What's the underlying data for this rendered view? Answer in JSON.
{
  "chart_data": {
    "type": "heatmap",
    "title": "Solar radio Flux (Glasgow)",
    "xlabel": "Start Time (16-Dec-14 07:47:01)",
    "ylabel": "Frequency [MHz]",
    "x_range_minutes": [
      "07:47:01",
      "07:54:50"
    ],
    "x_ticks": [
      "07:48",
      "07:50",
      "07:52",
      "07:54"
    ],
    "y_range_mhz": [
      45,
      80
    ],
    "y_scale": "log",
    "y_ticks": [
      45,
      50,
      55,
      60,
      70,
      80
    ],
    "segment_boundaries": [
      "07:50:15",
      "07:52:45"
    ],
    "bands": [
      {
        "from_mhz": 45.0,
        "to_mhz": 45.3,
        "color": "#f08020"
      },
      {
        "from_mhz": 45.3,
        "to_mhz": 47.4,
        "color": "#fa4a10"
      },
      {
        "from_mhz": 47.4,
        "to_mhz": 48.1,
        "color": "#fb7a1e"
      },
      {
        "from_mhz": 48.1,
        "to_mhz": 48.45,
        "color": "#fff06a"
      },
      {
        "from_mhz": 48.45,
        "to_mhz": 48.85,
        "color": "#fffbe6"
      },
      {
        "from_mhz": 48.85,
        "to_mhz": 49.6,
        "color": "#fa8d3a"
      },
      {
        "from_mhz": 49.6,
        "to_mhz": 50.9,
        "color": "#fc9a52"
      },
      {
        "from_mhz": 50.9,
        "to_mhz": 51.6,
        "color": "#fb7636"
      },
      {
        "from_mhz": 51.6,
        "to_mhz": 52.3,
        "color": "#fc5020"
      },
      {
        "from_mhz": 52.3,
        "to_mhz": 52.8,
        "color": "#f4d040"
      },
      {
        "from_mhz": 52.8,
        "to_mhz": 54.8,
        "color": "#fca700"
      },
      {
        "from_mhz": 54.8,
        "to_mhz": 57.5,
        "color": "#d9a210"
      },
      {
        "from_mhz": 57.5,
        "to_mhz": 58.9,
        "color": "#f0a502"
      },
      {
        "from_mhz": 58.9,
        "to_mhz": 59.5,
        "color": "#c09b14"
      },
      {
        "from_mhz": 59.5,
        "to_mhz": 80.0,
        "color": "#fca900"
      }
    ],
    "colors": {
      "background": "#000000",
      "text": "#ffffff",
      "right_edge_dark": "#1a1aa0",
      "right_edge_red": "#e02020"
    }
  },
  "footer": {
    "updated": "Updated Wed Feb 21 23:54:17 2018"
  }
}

════

Direction. The records above are to be repeated exactly, in their entirety.

Response to the exercise.
What's the underlying data for this rendered view? Answer in JSON.
{
  "chart_data": {
    "type": "heatmap",
    "title": "Solar radio Flux (Glasgow)",
    "xlabel": "Start Time (16-Dec-14 07:47:01)",
    "ylabel": "Frequency [MHz]",
    "x_range_minutes": [
      "07:47:01",
      "07:54:50"
    ],
    "x_ticks": [
      "07:48",
      "07:50",
      "07:52",
      "07:54"
    ],
    "y_range_mhz": [
      45,
      80
    ],
    "y_scale": "log",
    "y_ticks": [
      45,
      50,
      55,
      60,
      70,
      80
    ],
    "segment_boundaries": [
      "07:50:15",
      "07:52:45"
    ],
    "bands": [
      {
        "from_mhz": 45.0,
        "to_mhz": 45.3,
        "color": "#f08020"
      },
      {
        "from_mhz": 45.3,
        "to_mhz": 47.4,
        "color": "#fa4a10"
      },
      {
        "from_mhz": 47.4,
        "to_mhz": 48.1,
        "color": "#fb7a1e"
      },
      {
        "from_mhz": 48.1,
        "to_mhz": 48.45,
        "color": "#fff06a"
      },
      {
        "from_mhz": 48.45,
        "to_mhz": 48.85,
        "color": "#fffbe6"
      },
      {
        "from_mhz": 48.85,
        "to_mhz": 49.6,
        "color": "#fa8d3a"
      },
      {
        "from_mhz": 49.6,
        "to_mhz": 50.9,
        "color": "#fc9a52"
      },
      {
        "from_mhz": 50.9,
        "to_mhz": 51.6,
        "color": "#fb7636"
      },
      {
        "from_mhz": 51.6,
        "to_mhz": 52.3,
        "color": "#fc5020"
      },
      {
        "from_mhz": 52.3,
        "to_mhz": 52.8,
        "color": "#f4d040"
      },
      {
        "from_mhz": 52.8,
        "to_mhz": 54.8,
        "color": "#fca700"
      },
      {
        "from_mhz": 54.8,
        "to_mhz": 57.5,
        "color": "#d9a210"
      },
      {
        "from_mhz": 57.5,
        "to_mhz": 58.9,
        "color": "#f0a502"
      },
      {
        "from_mhz": 58.9,
        "to_mhz": 59.5,
        "color": "#c09b14"
      },
      {
        "from_mhz": 59.5,
        "to_mhz": 80.0,
        "color": "#fca900"
      }
    ],
    "colors": {
      "background": "#000000",
      "text": "#ffffff",
      "right_edge_dark": "#1a1aa0",
      "right_edge_red": "#e02020"
    }
  },
  "footer": {
    "updated": "Updated Wed Feb 21 23:54:17 2018"
  }
}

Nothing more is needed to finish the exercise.